Source records ->
============

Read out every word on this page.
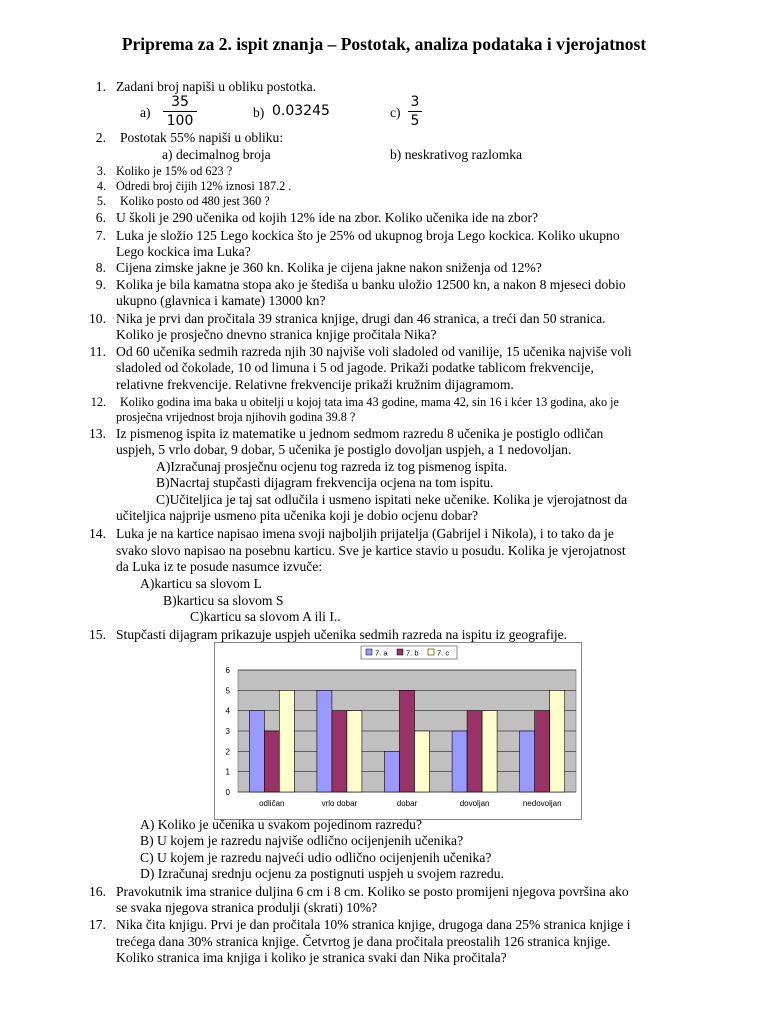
Priprema za 2. ispit znanja – Postotak, analiza podataka i vjerojatnost
1. Zadani broj napiši u obliku postotka.
a)
35
100
b) 0.03245	c)
3
5
2. Postotak 55% napiši u obliku:
a) decimalnog broja	b) neskrativog razlomka
3. Koliko je 15% od 623 ?
4. Odredi broj čijih 12% iznosi 187.2 .
5. Koliko posto od 480 jest 360 ?
6. U školi je 290 učenika od kojih 12% ide na zbor. Koliko učenika ide na zbor?
7. Luka je složio 125 Lego kockica što je 25% od ukupnog broja Lego kockica. Koliko ukupno
Lego kockica ima Luka?
8. Cijena zimske jakne je 360 kn. Kolika je cijena jakne nakon sniženja od 12%?
9. Kolika je bila kamatna stopa ako je štediša u banku uložio 12500 kn, a nakon 8 mjeseci dobio
ukupno (glavnica i kamate) 13000 kn?
10. Nika je prvi dan pročitala 39 stranica knjige, drugi dan 46 stranica, a treći dan 50 stranica.
Koliko je prosječno dnevno stranica knjige pročitala Nika?
11. Od 60 učenika sedmih razreda njih 30 najviše voli sladoled od vanilije, 15 učenika najviše voli
sladoled od čokolade, 10 od limuna i 5 od jagode. Prikaži podatke tablicom frekvencije,
relativne frekvencije. Relativne frekvencije prikaži kružnim dijagramom.
12. Koliko godina ima baka u obitelji u kojoj tata ima 43 godine, mama 42, sin 16 i kćer 13 godina, ako je
prosječna vrijednost broja njihovih godina 39.8 ?
13. Iz pismenog ispita iz matematike u jednom sedmom razredu 8 učenika je postiglo odličan
uspjeh, 5 vrlo dobar, 9 dobar, 5 učenika je postiglo dovoljan uspjeh, a 1 nedovoljan.
A)Izračunaj prosječnu ocjenu tog razreda iz tog pismenog ispita.
B)Nacrtaj stupčasti dijagram frekvencija ocjena na tom ispitu.
C)Učiteljica je taj sat odlučila i usmeno ispitati neke učenike. Kolika je vjerojatnost da
učiteljica najprije usmeno pita učenika koji je dobio ocjenu dobar?
14. Luka je na kartice napisao imena svoji najboljih prijatelja (Gabrijel i Nikola), i to tako da je
svako slovo napisao na posebnu karticu. Sve je kartice stavio u posudu. Kolika je vjerojatnost
da Luka iz te posude nasumce izvuče:
A)karticu sa slovom L
B)karticu sa slovom S
C)karticu sa slovom A ili I..
15. Stupčasti dijagram prikazuje uspjeh učenika sedmih razreda na ispitu iz geografije.
0
1
2
3
4
5
6
odličan	vrlo dobar	dobar	dovoljan	nedovoljan
7. a 7. b 7. c
A) Koliko je učenika u svakom pojedinom razredu?
B) U kojem je razredu najviše odlično ocijenjenih učenika?
C) U kojem je razredu najveći udio odlično ocijenjenih učenika?
D) Izračunaj srednju ocjenu za postignuti uspjeh u svojem razredu.
16. Pravokutnik ima stranice duljina 6 cm i 8 cm. Koliko se posto promijeni njegova površina ako
se svaka njegova stranica produlji (skrati) 10%?
17. Nika čita knjigu. Prvi je dan pročitala 10% stranica knjige, drugoga dana 25% stranica knjige i
trećega dana 30% stranica knjige. Četvrtog je dana pročitala preostalih 126 stranica knjige.
Koliko stranica ima knjiga i koliko je stranica svaki dan Nika pročitala?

============

Task brief -> Write out the whole listing exactly, and drop the pictures.

Right answer ->
Read out every word on this page.
Priprema za 2. ispit znanja – Postotak, analiza podataka i vjerojatnost
1. Zadani broj napiši u obliku postotka.
a)
35
100
b) 0.03245	c)
3
5
2. Postotak 55% napiši u obliku:
a) decimalnog broja	b) neskrativog razlomka
3. Koliko je 15% od 623 ?
4. Odredi broj čijih 12% iznosi 187.2 .
5. Koliko posto od 480 jest 360 ?
6. U školi je 290 učenika od kojih 12% ide na zbor. Koliko učenika ide na zbor?
7. Luka je složio 125 Lego kockica što je 25% od ukupnog broja Lego kockica. Koliko ukupno
Lego kockica ima Luka?
8. Cijena zimske jakne je 360 kn. Kolika je cijena jakne nakon sniženja od 12%?
9. Kolika je bila kamatna stopa ako je štediša u banku uložio 12500 kn, a nakon 8 mjeseci dobio
ukupno (glavnica i kamate) 13000 kn?
10. Nika je prvi dan pročitala 39 stranica knjige, drugi dan 46 stranica, a treći dan 50 stranica.
Koliko je prosječno dnevno stranica knjige pročitala Nika?
11. Od 60 učenika sedmih razreda njih 30 najviše voli sladoled od vanilije, 15 učenika najviše voli
sladoled od čokolade, 10 od limuna i 5 od jagode. Prikaži podatke tablicom frekvencije,
relativne frekvencije. Relativne frekvencije prikaži kružnim dijagramom.
12. Koliko godina ima baka u obitelji u kojoj tata ima 43 godine, mama 42, sin 16 i kćer 13 godina, ako je
prosječna vrijednost broja njihovih godina 39.8 ?
13. Iz pismenog ispita iz matematike u jednom sedmom razredu 8 učenika je postiglo odličan
uspjeh, 5 vrlo dobar, 9 dobar, 5 učenika je postiglo dovoljan uspjeh, a 1 nedovoljan.
A)Izračunaj prosječnu ocjenu tog razreda iz tog pismenog ispita.
B)Nacrtaj stupčasti dijagram frekvencija ocjena na tom ispitu.
C)Učiteljica je taj sat odlučila i usmeno ispitati neke učenike. Kolika je vjerojatnost da
učiteljica najprije usmeno pita učenika koji je dobio ocjenu dobar?
14. Luka je na kartice napisao imena svoji najboljih prijatelja (Gabrijel i Nikola), i to tako da je
svako slovo napisao na posebnu karticu. Sve je kartice stavio u posudu. Kolika je vjerojatnost
da Luka iz te posude nasumce izvuče:
A)karticu sa slovom L
B)karticu sa slovom S
C)karticu sa slovom A ili I..
15. Stupčasti dijagram prikazuje uspjeh učenika sedmih razreda na ispitu iz geografije.
0
1
2
3
4
5
6
odličan	vrlo dobar	dobar	dovoljan	nedovoljan
7. a 7. b 7. c
A) Koliko je učenika u svakom pojedinom razredu?
B) U kojem je razredu najviše odlično ocijenjenih učenika?
C) U kojem je razredu najveći udio odlično ocijenjenih učenika?
D) Izračunaj srednju ocjenu za postignuti uspjeh u svojem razredu.
16. Pravokutnik ima stranice duljina 6 cm i 8 cm. Koliko se posto promijeni njegova površina ako
se svaka njegova stranica produlji (skrati) 10%?
17. Nika čita knjigu. Prvi je dan pročitala 10% stranica knjige, drugoga dana 25% stranica knjige i
trećega dana 30% stranica knjige. Četvrtog je dana pročitala preostalih 126 stranica knjige.
Koliko stranica ima knjiga i koliko je stranica svaki dan Nika pročitala?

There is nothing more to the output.